<<<<
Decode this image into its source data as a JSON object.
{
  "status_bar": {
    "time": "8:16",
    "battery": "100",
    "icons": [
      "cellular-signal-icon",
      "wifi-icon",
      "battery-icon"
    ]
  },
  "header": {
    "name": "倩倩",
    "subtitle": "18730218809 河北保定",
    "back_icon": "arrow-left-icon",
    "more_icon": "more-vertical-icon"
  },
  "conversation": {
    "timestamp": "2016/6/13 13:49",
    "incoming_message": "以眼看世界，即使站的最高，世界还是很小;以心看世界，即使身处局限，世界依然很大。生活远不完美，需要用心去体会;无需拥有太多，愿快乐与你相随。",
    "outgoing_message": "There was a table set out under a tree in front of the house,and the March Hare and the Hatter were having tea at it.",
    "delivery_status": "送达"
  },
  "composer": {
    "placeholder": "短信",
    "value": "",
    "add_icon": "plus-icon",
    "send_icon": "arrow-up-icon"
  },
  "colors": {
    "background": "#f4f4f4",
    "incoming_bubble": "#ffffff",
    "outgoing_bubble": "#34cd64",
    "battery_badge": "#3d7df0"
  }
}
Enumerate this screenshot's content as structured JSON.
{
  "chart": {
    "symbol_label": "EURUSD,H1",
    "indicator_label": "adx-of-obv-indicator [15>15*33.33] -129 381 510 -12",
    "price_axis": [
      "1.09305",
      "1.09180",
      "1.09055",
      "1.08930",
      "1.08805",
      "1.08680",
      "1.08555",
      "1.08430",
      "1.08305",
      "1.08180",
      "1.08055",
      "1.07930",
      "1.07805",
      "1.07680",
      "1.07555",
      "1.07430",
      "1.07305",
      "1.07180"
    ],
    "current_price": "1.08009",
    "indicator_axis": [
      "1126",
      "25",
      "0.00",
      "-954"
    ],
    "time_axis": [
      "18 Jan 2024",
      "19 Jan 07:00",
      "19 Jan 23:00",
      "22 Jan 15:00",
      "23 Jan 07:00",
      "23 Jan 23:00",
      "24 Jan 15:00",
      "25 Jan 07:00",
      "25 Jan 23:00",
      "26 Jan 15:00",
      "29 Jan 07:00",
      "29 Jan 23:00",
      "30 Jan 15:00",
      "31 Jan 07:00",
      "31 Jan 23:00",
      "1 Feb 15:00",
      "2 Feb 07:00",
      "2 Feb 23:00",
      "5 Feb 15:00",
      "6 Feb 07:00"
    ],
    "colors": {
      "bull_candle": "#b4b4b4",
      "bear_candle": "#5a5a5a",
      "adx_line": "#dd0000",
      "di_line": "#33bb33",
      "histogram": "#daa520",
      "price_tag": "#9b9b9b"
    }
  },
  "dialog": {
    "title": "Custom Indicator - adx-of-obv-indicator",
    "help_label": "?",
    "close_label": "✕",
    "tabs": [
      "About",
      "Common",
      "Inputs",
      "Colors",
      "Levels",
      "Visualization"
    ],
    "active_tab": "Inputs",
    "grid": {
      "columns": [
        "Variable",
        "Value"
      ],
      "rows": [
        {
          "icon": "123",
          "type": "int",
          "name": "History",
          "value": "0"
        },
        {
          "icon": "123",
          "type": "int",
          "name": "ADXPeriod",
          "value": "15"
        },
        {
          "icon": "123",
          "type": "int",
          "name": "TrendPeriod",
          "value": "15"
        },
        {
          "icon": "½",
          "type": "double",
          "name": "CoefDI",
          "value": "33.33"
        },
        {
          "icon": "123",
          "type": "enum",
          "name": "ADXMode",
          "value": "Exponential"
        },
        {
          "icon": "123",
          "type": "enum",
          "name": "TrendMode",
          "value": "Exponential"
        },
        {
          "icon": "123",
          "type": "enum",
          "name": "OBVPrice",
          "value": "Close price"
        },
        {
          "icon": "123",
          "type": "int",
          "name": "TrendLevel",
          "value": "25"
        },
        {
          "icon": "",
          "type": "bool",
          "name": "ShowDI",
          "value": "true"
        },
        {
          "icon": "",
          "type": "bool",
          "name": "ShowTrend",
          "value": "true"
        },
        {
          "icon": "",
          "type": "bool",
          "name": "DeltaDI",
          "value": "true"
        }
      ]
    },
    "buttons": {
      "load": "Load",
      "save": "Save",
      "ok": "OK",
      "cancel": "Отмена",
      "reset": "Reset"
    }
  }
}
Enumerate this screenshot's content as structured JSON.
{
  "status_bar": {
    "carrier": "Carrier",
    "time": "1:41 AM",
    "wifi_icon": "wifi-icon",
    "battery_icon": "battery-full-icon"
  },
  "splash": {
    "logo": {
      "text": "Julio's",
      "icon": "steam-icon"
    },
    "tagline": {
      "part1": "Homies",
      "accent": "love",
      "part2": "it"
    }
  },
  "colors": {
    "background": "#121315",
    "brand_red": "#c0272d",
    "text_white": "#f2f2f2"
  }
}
>>>>
• To do: Type out the full listing again, exactly as given.

• Answer:
Decode this image into its source data as a JSON object.
{
  "status_bar": {
    "time": "8:16",
    "battery": "100",
    "icons": [
      "cellular-signal-icon",
      "wifi-icon",
      "battery-icon"
    ]
  },
  "header": {
    "name": "倩倩",
    "subtitle": "18730218809 河北保定",
    "back_icon": "arrow-left-icon",
    "more_icon": "more-vertical-icon"
  },
  "conversation": {
    "timestamp": "2016/6/13 13:49",
    "incoming_message": "以眼看世界，即使站的最高，世界还是很小;以心看世界，即使身处局限，世界依然很大。生活远不完美，需要用心去体会;无需拥有太多，愿快乐与你相随。",
    "outgoing_message": "There was a table set out under a tree in front of the house,and the March Hare and the Hatter were having tea at it.",
    "delivery_status": "送达"
  },
  "composer": {
    "placeholder": "短信",
    "value": "",
    "add_icon": "plus-icon",
    "send_icon": "arrow-up-icon"
  },
  "colors": {
    "background": "#f4f4f4",
    "incoming_bubble": "#ffffff",
    "outgoing_bubble": "#34cd64",
    "battery_badge": "#3d7df0"
  }
}
Enumerate this screenshot's content as structured JSON.
{
  "chart": {
    "symbol_label": "EURUSD,H1",
    "indicator_label": "adx-of-obv-indicator [15>15*33.33] -129 381 510 -12",
    "price_axis": [
      "1.09305",
      "1.09180",
      "1.09055",
      "1.08930",
      "1.08805",
      "1.08680",
      "1.08555",
      "1.08430",
      "1.08305",
      "1.08180",
      "1.08055",
      "1.07930",
      "1.07805",
      "1.07680",
      "1.07555",
      "1.07430",
      "1.07305",
      "1.07180"
    ],
    "current_price": "1.08009",
    "indicator_axis": [
      "1126",
      "25",
      "0.00",
      "-954"
    ],
    "time_axis": [
      "18 Jan 2024",
      "19 Jan 07:00",
      "19 Jan 23:00",
      "22 Jan 15:00",
      "23 Jan 07:00",
      "23 Jan 23:00",
      "24 Jan 15:00",
      "25 Jan 07:00",
      "25 Jan 23:00",
      "26 Jan 15:00",
      "29 Jan 07:00",
      "29 Jan 23:00",
      "30 Jan 15:00",
      "31 Jan 07:00",
      "31 Jan 23:00",
      "1 Feb 15:00",
      "2 Feb 07:00",
      "2 Feb 23:00",
      "5 Feb 15:00",
      "6 Feb 07:00"
    ],
    "colors": {
      "bull_candle": "#b4b4b4",
      "bear_candle": "#5a5a5a",
      "adx_line": "#dd0000",
      "di_line": "#33bb33",
      "histogram": "#daa520",
      "price_tag": "#9b9b9b"
    }
  },
  "dialog": {
    "title": "Custom Indicator - adx-of-obv-indicator",
    "help_label": "?",
    "close_label": "✕",
    "tabs": [
      "About",
      "Common",
      "Inputs",
      "Colors",
      "Levels",
      "Visualization"
    ],
    "active_tab": "Inputs",
    "grid": {
      "columns": [
        "Variable",
        "Value"
      ],
      "rows": [
        {
          "icon": "123",
          "type": "int",
          "name": "History",
          "value": "0"
        },
        {
          "icon": "123",
          "type": "int",
          "name": "ADXPeriod",
          "value": "15"
        },
        {
          "icon": "123",
          "type": "int",
          "name": "TrendPeriod",
          "value": "15"
        },
        {
          "icon": "½",
          "type": "double",
          "name": "CoefDI",
          "value": "33.33"
        },
        {
          "icon": "123",
          "type": "enum",
          "name": "ADXMode",
          "value": "Exponential"
        },
        {
          "icon": "123",
          "type": "enum",
          "name": "TrendMode",
          "value": "Exponential"
        },
        {
          "icon": "123",
          "type": "enum",
          "name": "OBVPrice",
          "value": "Close price"
        },
        {
          "icon": "123",
          "type": "int",
          "name": "TrendLevel",
          "value": "25"
        },
        {
          "icon": "",
          "type": "bool",
          "name": "ShowDI",
          "value": "true"
        },
        {
          "icon": "",
          "type": "bool",
          "name": "ShowTrend",
          "value": "true"
        },
        {
          "icon": "",
          "type": "bool",
          "name": "DeltaDI",
          "value": "true"
        }
      ]
    },
    "buttons": {
      "load": "Load",
      "save": "Save",
      "ok": "OK",
      "cancel": "Отмена",
      "reset": "Reset"
    }
  }
}
Enumerate this screenshot's content as structured JSON.
{
  "status_bar": {
    "carrier": "Carrier",
    "time": "1:41 AM",
    "wifi_icon": "wifi-icon",
    "battery_icon": "battery-full-icon"
  },
  "splash": {
    "logo": {
      "text": "Julio's",
      "icon": "steam-icon"
    },
    "tagline": {
      "part1": "Homies",
      "accent": "love",
      "part2": "it"
    }
  },
  "colors": {
    "background": "#121315",
    "brand_red": "#c0272d",
    "text_white": "#f2f2f2"
  }
}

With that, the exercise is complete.